• Request:
Reproduce all of the material word for word.

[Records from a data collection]
===

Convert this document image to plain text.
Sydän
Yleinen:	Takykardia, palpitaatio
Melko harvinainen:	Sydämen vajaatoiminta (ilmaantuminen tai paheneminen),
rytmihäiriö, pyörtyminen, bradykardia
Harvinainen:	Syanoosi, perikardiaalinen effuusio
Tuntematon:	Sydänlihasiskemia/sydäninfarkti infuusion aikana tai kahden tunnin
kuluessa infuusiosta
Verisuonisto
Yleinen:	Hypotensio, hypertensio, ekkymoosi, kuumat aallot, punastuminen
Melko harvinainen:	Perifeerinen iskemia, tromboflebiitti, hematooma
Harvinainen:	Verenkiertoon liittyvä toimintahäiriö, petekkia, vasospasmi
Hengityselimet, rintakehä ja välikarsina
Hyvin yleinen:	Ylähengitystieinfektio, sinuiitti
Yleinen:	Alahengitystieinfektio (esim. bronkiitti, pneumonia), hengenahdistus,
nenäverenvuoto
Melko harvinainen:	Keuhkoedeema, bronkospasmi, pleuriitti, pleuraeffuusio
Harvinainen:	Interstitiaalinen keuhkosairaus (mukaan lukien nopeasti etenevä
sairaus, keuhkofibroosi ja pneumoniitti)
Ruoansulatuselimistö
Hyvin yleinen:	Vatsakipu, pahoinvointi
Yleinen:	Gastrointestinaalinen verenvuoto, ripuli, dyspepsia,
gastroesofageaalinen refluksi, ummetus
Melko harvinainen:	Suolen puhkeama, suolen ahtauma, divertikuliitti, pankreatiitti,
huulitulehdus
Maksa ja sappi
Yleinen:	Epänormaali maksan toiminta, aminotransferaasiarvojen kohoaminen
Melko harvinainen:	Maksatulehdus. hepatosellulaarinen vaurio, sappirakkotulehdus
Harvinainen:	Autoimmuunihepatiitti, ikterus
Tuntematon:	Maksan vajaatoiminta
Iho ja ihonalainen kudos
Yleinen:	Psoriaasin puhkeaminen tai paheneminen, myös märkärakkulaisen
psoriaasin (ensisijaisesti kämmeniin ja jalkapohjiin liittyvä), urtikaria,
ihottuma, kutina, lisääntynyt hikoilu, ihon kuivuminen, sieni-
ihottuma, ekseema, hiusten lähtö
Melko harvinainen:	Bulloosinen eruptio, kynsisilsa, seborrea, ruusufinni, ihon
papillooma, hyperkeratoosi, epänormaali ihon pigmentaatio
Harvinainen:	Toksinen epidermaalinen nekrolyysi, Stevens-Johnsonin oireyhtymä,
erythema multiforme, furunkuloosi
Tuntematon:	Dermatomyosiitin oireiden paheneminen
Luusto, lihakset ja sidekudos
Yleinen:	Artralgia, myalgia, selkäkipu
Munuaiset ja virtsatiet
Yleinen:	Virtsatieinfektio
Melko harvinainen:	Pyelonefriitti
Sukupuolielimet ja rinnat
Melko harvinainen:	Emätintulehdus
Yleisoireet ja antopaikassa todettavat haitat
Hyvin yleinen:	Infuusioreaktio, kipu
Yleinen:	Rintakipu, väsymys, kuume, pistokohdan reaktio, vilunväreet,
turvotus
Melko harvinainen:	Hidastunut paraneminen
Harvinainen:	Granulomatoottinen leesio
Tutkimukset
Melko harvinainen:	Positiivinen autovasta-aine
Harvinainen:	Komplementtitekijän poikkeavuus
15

===

• Written response:
Convert this document image to plain text.
Sydän
Yleinen:	Takykardia, palpitaatio
Melko harvinainen:	Sydämen vajaatoiminta (ilmaantuminen tai paheneminen),
rytmihäiriö, pyörtyminen, bradykardia
Harvinainen:	Syanoosi, perikardiaalinen effuusio
Tuntematon:	Sydänlihasiskemia/sydäninfarkti infuusion aikana tai kahden tunnin
kuluessa infuusiosta
Verisuonisto
Yleinen:	Hypotensio, hypertensio, ekkymoosi, kuumat aallot, punastuminen
Melko harvinainen:	Perifeerinen iskemia, tromboflebiitti, hematooma
Harvinainen:	Verenkiertoon liittyvä toimintahäiriö, petekkia, vasospasmi
Hengityselimet, rintakehä ja välikarsina
Hyvin yleinen:	Ylähengitystieinfektio, sinuiitti
Yleinen:	Alahengitystieinfektio (esim. bronkiitti, pneumonia), hengenahdistus,
nenäverenvuoto
Melko harvinainen:	Keuhkoedeema, bronkospasmi, pleuriitti, pleuraeffuusio
Harvinainen:	Interstitiaalinen keuhkosairaus (mukaan lukien nopeasti etenevä
sairaus, keuhkofibroosi ja pneumoniitti)
Ruoansulatuselimistö
Hyvin yleinen:	Vatsakipu, pahoinvointi
Yleinen:	Gastrointestinaalinen verenvuoto, ripuli, dyspepsia,
gastroesofageaalinen refluksi, ummetus
Melko harvinainen:	Suolen puhkeama, suolen ahtauma, divertikuliitti, pankreatiitti,
huulitulehdus
Maksa ja sappi
Yleinen:	Epänormaali maksan toiminta, aminotransferaasiarvojen kohoaminen
Melko harvinainen:	Maksatulehdus. hepatosellulaarinen vaurio, sappirakkotulehdus
Harvinainen:	Autoimmuunihepatiitti, ikterus
Tuntematon:	Maksan vajaatoiminta
Iho ja ihonalainen kudos
Yleinen:	Psoriaasin puhkeaminen tai paheneminen, myös märkärakkulaisen
psoriaasin (ensisijaisesti kämmeniin ja jalkapohjiin liittyvä), urtikaria,
ihottuma, kutina, lisääntynyt hikoilu, ihon kuivuminen, sieni-
ihottuma, ekseema, hiusten lähtö
Melko harvinainen:	Bulloosinen eruptio, kynsisilsa, seborrea, ruusufinni, ihon
papillooma, hyperkeratoosi, epänormaali ihon pigmentaatio
Harvinainen:	Toksinen epidermaalinen nekrolyysi, Stevens-Johnsonin oireyhtymä,
erythema multiforme, furunkuloosi
Tuntematon:	Dermatomyosiitin oireiden paheneminen
Luusto, lihakset ja sidekudos
Yleinen:	Artralgia, myalgia, selkäkipu
Munuaiset ja virtsatiet
Yleinen:	Virtsatieinfektio
Melko harvinainen:	Pyelonefriitti
Sukupuolielimet ja rinnat
Melko harvinainen:	Emätintulehdus
Yleisoireet ja antopaikassa todettavat haitat
Hyvin yleinen:	Infuusioreaktio, kipu
Yleinen:	Rintakipu, väsymys, kuume, pistokohdan reaktio, vilunväreet,
turvotus
Melko harvinainen:	Hidastunut paraneminen
Harvinainen:	Granulomatoottinen leesio
Tutkimukset
Melko harvinainen:	Positiivinen autovasta-aine
Harvinainen:	Komplementtitekijän poikkeavuus
15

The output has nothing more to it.